◆ Data to use ◆
((
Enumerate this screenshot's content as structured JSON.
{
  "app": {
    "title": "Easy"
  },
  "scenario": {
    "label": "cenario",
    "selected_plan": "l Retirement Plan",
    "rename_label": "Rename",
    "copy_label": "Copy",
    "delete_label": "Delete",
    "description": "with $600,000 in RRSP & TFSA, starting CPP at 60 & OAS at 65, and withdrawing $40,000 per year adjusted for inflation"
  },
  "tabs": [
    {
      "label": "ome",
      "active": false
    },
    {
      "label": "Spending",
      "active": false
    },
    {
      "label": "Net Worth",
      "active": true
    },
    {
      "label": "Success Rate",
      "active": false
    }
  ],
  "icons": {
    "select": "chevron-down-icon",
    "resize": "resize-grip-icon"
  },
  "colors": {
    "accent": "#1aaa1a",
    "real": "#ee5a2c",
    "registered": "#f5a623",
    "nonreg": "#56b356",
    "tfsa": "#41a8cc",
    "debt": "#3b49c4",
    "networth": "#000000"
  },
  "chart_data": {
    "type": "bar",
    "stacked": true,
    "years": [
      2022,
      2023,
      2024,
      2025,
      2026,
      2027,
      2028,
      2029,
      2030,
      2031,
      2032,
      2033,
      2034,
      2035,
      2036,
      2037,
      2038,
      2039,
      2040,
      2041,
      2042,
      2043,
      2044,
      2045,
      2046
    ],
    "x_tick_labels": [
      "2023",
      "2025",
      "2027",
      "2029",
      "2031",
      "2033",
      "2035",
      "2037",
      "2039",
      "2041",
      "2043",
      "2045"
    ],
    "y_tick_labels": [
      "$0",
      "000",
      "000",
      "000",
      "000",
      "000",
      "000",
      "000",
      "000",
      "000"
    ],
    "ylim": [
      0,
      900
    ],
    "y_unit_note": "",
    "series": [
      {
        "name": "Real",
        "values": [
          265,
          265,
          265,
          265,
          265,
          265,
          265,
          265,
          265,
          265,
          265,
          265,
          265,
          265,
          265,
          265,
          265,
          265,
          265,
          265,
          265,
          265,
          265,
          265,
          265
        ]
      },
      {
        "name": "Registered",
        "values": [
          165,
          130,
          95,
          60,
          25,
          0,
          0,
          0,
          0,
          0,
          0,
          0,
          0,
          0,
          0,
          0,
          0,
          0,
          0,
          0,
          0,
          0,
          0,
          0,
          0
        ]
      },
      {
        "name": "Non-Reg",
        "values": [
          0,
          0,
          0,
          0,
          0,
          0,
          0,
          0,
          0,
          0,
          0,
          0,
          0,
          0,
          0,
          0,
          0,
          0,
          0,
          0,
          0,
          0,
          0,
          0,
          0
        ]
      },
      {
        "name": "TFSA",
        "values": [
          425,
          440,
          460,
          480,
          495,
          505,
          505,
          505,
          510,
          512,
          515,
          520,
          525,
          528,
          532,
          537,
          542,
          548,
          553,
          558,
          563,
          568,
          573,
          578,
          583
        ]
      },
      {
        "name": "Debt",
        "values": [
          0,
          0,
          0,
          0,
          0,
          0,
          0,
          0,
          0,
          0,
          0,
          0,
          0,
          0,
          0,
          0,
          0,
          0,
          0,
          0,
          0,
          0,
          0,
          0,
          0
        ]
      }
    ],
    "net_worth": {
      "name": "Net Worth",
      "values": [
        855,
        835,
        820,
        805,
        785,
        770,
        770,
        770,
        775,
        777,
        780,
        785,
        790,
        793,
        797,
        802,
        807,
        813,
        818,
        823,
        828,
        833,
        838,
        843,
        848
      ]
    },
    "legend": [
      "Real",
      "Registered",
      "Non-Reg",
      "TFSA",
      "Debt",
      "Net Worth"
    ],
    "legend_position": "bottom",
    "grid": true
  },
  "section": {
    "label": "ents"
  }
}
))
((
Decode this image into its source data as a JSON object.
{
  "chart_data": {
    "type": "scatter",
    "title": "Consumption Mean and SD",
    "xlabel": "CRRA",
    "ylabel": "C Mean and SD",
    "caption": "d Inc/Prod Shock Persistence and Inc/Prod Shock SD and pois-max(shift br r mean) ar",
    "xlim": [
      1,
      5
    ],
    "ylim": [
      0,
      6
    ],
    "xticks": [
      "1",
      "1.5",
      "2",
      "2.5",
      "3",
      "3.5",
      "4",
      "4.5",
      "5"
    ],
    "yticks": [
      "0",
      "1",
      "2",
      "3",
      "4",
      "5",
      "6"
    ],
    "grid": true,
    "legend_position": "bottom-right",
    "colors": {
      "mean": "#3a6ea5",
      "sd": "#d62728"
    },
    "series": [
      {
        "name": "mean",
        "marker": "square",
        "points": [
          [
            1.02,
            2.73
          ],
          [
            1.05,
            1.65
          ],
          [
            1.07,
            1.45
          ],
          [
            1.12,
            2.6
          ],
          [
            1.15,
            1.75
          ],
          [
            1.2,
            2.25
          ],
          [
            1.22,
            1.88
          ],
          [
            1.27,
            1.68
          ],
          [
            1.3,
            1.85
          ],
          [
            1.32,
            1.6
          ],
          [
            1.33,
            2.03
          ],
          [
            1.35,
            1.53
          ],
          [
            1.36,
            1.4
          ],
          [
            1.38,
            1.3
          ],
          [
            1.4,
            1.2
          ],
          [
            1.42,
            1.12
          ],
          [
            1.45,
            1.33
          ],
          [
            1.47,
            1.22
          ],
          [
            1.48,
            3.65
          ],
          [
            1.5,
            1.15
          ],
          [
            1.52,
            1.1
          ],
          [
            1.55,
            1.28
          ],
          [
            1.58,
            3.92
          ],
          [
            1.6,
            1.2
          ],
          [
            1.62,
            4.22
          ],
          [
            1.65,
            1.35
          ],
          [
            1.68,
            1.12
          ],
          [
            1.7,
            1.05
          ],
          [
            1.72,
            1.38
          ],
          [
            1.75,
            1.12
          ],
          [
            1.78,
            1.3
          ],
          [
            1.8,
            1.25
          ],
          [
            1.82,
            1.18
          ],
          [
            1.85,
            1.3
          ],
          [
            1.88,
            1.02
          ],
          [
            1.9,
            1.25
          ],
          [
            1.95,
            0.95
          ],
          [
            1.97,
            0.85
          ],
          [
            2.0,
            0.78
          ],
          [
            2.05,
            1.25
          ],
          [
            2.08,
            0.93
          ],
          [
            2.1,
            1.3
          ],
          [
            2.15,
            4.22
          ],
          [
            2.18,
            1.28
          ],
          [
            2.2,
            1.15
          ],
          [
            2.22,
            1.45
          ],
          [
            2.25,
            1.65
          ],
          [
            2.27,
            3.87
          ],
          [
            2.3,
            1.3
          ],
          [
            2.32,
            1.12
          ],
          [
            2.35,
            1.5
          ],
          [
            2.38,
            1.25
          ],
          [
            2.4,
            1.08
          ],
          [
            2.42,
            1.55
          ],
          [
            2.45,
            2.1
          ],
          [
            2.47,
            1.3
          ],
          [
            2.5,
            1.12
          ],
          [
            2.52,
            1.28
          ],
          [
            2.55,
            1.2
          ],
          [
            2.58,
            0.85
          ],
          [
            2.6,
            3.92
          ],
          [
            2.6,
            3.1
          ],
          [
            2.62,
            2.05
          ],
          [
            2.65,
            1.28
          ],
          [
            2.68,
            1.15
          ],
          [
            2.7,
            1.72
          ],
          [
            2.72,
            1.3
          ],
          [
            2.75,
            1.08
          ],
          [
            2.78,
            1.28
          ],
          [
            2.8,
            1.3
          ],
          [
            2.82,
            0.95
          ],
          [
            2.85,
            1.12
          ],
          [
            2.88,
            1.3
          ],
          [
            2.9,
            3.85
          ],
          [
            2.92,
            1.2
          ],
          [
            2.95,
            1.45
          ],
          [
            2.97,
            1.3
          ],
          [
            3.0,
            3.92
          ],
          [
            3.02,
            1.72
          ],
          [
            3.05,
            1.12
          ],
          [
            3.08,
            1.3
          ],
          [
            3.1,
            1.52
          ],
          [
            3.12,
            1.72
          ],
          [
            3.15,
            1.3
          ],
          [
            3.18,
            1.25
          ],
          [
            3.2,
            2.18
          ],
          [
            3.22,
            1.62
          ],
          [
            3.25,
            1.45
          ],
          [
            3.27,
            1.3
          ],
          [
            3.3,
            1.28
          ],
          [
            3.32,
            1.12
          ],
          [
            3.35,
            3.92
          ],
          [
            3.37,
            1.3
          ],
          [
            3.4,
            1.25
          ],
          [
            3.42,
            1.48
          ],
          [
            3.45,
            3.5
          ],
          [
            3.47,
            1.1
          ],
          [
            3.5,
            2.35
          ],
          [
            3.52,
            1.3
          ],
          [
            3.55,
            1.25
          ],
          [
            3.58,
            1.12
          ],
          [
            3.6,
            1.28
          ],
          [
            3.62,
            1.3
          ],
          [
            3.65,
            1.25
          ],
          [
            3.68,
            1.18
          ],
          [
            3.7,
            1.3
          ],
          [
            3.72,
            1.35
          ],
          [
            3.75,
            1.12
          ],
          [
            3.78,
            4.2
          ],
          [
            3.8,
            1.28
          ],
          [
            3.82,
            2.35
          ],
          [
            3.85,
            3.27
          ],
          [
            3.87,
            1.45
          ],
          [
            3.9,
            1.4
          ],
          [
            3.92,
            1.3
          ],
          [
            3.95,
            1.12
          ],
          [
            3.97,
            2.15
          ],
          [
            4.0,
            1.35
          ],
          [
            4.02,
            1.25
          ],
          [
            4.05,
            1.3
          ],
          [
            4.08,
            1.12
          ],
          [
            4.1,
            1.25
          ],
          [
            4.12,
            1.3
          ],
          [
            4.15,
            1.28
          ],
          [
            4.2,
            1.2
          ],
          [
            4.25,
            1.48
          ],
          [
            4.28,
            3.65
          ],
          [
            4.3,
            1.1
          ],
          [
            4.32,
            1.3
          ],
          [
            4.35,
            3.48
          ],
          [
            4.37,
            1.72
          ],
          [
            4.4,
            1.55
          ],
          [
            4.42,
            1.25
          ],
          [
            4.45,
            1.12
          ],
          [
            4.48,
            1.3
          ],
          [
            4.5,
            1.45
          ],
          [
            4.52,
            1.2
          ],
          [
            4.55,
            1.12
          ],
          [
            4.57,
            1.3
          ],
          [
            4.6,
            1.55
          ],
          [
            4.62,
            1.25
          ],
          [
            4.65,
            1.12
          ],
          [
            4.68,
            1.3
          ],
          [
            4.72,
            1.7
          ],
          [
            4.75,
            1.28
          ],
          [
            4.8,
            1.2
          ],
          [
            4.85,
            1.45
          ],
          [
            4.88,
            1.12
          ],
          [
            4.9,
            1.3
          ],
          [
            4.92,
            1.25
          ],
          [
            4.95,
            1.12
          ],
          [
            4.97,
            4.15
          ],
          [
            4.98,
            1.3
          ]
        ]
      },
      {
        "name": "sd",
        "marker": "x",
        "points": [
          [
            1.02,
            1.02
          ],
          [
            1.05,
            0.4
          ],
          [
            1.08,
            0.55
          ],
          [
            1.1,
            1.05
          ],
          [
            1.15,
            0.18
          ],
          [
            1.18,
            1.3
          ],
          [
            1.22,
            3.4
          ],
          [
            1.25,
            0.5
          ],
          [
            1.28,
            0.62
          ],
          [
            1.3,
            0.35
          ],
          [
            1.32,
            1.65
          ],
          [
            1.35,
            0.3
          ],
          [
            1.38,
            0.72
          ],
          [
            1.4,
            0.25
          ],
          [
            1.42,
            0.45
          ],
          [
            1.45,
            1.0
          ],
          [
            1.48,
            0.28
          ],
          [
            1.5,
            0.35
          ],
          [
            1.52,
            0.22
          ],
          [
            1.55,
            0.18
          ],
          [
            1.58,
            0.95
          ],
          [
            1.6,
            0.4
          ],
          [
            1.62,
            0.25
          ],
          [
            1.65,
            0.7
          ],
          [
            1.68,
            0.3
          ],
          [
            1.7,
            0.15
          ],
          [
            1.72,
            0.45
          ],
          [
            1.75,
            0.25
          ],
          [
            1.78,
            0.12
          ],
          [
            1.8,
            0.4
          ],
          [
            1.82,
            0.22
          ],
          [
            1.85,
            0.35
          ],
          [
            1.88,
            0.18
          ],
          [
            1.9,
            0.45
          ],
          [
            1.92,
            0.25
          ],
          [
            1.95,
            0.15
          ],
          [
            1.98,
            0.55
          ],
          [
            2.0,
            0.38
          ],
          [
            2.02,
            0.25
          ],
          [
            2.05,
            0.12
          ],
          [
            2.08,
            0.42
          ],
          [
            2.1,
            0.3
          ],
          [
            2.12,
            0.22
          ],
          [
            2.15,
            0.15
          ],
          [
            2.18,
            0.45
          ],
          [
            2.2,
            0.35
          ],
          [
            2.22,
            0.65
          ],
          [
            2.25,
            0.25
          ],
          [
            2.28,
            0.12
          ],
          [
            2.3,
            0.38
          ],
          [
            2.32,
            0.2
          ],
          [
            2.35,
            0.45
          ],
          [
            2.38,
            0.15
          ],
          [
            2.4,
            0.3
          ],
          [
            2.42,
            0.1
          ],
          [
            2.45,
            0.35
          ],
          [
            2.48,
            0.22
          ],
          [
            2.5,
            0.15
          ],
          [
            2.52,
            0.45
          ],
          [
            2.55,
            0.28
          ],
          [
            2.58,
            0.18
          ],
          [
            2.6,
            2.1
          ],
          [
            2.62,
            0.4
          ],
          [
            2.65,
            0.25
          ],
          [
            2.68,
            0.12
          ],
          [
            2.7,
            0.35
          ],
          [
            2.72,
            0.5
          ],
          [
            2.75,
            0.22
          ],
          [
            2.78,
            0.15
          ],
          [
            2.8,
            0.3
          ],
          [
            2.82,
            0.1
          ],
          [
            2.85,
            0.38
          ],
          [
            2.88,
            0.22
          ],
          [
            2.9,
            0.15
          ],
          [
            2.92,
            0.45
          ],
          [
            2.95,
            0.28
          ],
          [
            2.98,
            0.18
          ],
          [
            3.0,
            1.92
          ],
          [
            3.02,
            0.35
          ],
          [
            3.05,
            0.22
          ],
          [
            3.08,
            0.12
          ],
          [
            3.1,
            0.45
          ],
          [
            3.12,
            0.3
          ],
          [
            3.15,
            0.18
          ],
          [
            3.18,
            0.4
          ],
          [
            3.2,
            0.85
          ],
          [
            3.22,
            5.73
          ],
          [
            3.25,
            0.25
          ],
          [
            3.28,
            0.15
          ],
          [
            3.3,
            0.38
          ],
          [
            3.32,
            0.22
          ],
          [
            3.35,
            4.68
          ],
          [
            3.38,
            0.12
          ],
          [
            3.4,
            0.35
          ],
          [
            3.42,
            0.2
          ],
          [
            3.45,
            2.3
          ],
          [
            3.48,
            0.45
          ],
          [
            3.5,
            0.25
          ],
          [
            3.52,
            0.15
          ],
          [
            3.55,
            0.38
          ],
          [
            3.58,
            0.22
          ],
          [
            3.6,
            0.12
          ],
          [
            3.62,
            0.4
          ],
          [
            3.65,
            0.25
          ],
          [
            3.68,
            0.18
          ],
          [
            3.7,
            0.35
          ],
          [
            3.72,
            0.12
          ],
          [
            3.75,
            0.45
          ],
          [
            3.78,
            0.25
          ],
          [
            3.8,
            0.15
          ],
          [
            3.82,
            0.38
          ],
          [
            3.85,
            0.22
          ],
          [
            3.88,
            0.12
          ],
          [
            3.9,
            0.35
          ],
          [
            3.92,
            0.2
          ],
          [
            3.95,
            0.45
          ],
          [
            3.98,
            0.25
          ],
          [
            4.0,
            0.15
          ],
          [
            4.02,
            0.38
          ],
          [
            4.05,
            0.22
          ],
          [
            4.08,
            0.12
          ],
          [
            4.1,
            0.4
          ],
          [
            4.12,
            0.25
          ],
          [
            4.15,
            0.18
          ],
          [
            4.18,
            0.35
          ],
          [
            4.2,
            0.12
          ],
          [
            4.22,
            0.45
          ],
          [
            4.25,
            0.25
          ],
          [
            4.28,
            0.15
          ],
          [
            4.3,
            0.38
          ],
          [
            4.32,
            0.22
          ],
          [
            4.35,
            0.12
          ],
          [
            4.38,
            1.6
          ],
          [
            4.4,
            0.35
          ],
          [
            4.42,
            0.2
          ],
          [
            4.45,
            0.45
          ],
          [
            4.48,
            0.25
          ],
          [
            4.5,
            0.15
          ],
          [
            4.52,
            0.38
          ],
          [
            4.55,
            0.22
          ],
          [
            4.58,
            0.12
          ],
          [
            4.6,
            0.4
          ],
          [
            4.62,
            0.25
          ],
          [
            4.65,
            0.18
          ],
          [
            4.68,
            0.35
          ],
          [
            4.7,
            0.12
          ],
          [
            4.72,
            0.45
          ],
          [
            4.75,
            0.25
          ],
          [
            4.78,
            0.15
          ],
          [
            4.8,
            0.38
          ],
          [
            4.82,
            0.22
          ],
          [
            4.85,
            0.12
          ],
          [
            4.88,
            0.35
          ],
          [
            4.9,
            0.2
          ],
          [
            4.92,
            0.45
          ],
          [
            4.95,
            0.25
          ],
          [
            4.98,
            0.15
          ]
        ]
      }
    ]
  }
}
))
◆ Work required ◆
Within the entries above, work out how many lines contain the word "true". The number alone is the answer.

◆ Result for this task ◆
4